**AIM OF THE TASK**:
Set down every record once more, exactly as given.

(Items listed in a dataset)

──────────────────────────────

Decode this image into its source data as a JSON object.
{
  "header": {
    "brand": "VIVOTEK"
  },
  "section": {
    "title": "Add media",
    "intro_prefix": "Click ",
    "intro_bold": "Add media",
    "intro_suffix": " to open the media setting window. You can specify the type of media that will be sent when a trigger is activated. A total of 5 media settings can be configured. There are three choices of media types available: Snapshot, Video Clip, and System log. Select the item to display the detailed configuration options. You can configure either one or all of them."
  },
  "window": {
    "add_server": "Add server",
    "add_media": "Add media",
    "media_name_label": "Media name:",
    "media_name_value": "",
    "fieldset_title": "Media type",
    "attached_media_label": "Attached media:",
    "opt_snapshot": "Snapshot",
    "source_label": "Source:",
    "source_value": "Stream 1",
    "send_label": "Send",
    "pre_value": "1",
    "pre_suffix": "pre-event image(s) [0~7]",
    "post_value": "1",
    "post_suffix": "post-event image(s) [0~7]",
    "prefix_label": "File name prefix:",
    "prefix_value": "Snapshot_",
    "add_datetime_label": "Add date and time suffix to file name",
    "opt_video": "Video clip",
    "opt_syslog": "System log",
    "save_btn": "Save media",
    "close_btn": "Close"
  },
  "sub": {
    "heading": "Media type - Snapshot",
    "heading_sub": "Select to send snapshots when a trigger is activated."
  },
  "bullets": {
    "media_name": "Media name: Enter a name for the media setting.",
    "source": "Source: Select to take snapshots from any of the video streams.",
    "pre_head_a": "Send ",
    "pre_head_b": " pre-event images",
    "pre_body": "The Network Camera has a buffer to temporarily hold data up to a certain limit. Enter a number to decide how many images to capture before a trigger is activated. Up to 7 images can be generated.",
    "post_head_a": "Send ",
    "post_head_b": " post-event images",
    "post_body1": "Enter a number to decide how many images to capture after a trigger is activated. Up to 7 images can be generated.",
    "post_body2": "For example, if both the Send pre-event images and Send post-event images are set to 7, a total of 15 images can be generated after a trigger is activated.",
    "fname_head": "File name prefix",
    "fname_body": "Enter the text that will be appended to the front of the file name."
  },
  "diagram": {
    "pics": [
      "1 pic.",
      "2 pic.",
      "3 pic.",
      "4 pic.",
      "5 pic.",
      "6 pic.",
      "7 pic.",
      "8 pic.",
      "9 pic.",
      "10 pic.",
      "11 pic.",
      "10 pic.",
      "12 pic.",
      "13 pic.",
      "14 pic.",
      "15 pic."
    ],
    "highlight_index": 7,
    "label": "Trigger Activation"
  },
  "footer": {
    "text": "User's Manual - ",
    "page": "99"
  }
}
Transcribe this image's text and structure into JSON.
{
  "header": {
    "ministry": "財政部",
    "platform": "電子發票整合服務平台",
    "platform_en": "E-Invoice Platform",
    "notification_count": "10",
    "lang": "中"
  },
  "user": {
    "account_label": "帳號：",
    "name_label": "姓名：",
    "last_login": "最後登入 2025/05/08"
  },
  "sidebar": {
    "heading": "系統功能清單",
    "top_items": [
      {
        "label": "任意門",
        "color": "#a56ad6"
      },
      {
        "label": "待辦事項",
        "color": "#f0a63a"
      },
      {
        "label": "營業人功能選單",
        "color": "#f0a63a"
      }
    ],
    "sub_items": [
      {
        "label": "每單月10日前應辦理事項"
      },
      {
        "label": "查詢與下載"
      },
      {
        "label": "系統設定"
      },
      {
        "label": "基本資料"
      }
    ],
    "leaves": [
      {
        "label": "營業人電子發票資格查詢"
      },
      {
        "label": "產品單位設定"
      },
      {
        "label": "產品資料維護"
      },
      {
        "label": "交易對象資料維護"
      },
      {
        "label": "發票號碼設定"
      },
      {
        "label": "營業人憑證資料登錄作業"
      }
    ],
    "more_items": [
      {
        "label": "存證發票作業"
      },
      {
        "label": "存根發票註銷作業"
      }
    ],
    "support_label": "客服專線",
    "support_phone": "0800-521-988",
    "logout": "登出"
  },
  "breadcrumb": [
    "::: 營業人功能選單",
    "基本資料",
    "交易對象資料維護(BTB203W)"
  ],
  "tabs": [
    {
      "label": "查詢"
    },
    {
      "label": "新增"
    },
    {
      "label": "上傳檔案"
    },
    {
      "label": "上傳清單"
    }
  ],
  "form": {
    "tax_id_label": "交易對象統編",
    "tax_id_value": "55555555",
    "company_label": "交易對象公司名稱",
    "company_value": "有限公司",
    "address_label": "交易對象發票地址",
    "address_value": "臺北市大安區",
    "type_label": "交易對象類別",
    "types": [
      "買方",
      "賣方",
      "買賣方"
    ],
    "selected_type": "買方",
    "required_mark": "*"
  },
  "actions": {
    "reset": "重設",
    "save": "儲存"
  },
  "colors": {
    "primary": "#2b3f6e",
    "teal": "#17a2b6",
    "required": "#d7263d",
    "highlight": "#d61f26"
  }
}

──────────────────────────────

**ANSWER TO THIS PROBLEM**:
Decode this image into its source data as a JSON object.
{
  "header": {
    "brand": "VIVOTEK"
  },
  "section": {
    "title": "Add media",
    "intro_prefix": "Click ",
    "intro_bold": "Add media",
    "intro_suffix": " to open the media setting window. You can specify the type of media that will be sent when a trigger is activated. A total of 5 media settings can be configured. There are three choices of media types available: Snapshot, Video Clip, and System log. Select the item to display the detailed configuration options. You can configure either one or all of them."
  },
  "window": {
    "add_server": "Add server",
    "add_media": "Add media",
    "media_name_label": "Media name:",
    "media_name_value": "",
    "fieldset_title": "Media type",
    "attached_media_label": "Attached media:",
    "opt_snapshot": "Snapshot",
    "source_label": "Source:",
    "source_value": "Stream 1",
    "send_label": "Send",
    "pre_value": "1",
    "pre_suffix": "pre-event image(s) [0~7]",
    "post_value": "1",
    "post_suffix": "post-event image(s) [0~7]",
    "prefix_label": "File name prefix:",
    "prefix_value": "Snapshot_",
    "add_datetime_label": "Add date and time suffix to file name",
    "opt_video": "Video clip",
    "opt_syslog": "System log",
    "save_btn": "Save media",
    "close_btn": "Close"
  },
  "sub": {
    "heading": "Media type - Snapshot",
    "heading_sub": "Select to send snapshots when a trigger is activated."
  },
  "bullets": {
    "media_name": "Media name: Enter a name for the media setting.",
    "source": "Source: Select to take snapshots from any of the video streams.",
    "pre_head_a": "Send ",
    "pre_head_b": " pre-event images",
    "pre_body": "The Network Camera has a buffer to temporarily hold data up to a certain limit. Enter a number to decide how many images to capture before a trigger is activated. Up to 7 images can be generated.",
    "post_head_a": "Send ",
    "post_head_b": " post-event images",
    "post_body1": "Enter a number to decide how many images to capture after a trigger is activated. Up to 7 images can be generated.",
    "post_body2": "For example, if both the Send pre-event images and Send post-event images are set to 7, a total of 15 images can be generated after a trigger is activated.",
    "fname_head": "File name prefix",
    "fname_body": "Enter the text that will be appended to the front of the file name."
  },
  "diagram": {
    "pics": [
      "1 pic.",
      "2 pic.",
      "3 pic.",
      "4 pic.",
      "5 pic.",
      "6 pic.",
      "7 pic.",
      "8 pic.",
      "9 pic.",
      "10 pic.",
      "11 pic.",
      "10 pic.",
      "12 pic.",
      "13 pic.",
      "14 pic.",
      "15 pic."
    ],
    "highlight_index": 7,
    "label": "Trigger Activation"
  },
  "footer": {
    "text": "User's Manual - ",
    "page": "99"
  }
}
Transcribe this image's text and structure into JSON.
{
  "header": {
    "ministry": "財政部",
    "platform": "電子發票整合服務平台",
    "platform_en": "E-Invoice Platform",
    "notification_count": "10",
    "lang": "中"
  },
  "user": {
    "account_label": "帳號：",
    "name_label": "姓名：",
    "last_login": "最後登入 2025/05/08"
  },
  "sidebar": {
    "heading": "系統功能清單",
    "top_items": [
      {
        "label": "任意門",
        "color": "#a56ad6"
      },
      {
        "label": "待辦事項",
        "color": "#f0a63a"
      },
      {
        "label": "營業人功能選單",
        "color": "#f0a63a"
      }
    ],
    "sub_items": [
      {
        "label": "每單月10日前應辦理事項"
      },
      {
        "label": "查詢與下載"
      },
      {
        "label": "系統設定"
      },
      {
        "label": "基本資料"
      }
    ],
    "leaves": [
      {
        "label": "營業人電子發票資格查詢"
      },
      {
        "label": "產品單位設定"
      },
      {
        "label": "產品資料維護"
      },
      {
        "label": "交易對象資料維護"
      },
      {
        "label": "發票號碼設定"
      },
      {
        "label": "營業人憑證資料登錄作業"
      }
    ],
    "more_items": [
      {
        "label": "存證發票作業"
      },
      {
        "label": "存根發票註銷作業"
      }
    ],
    "support_label": "客服專線",
    "support_phone": "0800-521-988",
    "logout": "登出"
  },
  "breadcrumb": [
    "::: 營業人功能選單",
    "基本資料",
    "交易對象資料維護(BTB203W)"
  ],
  "tabs": [
    {
      "label": "查詢"
    },
    {
      "label": "新增"
    },
    {
      "label": "上傳檔案"
    },
    {
      "label": "上傳清單"
    }
  ],
  "form": {
    "tax_id_label": "交易對象統編",
    "tax_id_value": "55555555",
    "company_label": "交易對象公司名稱",
    "company_value": "有限公司",
    "address_label": "交易對象發票地址",
    "address_value": "臺北市大安區",
    "type_label": "交易對象類別",
    "types": [
      "買方",
      "賣方",
      "買賣方"
    ],
    "selected_type": "買方",
    "required_mark": "*"
  },
  "actions": {
    "reset": "重設",
    "save": "儲存"
  },
  "colors": {
    "primary": "#2b3f6e",
    "teal": "#17a2b6",
    "required": "#d7263d",
    "highlight": "#d61f26"
  }
}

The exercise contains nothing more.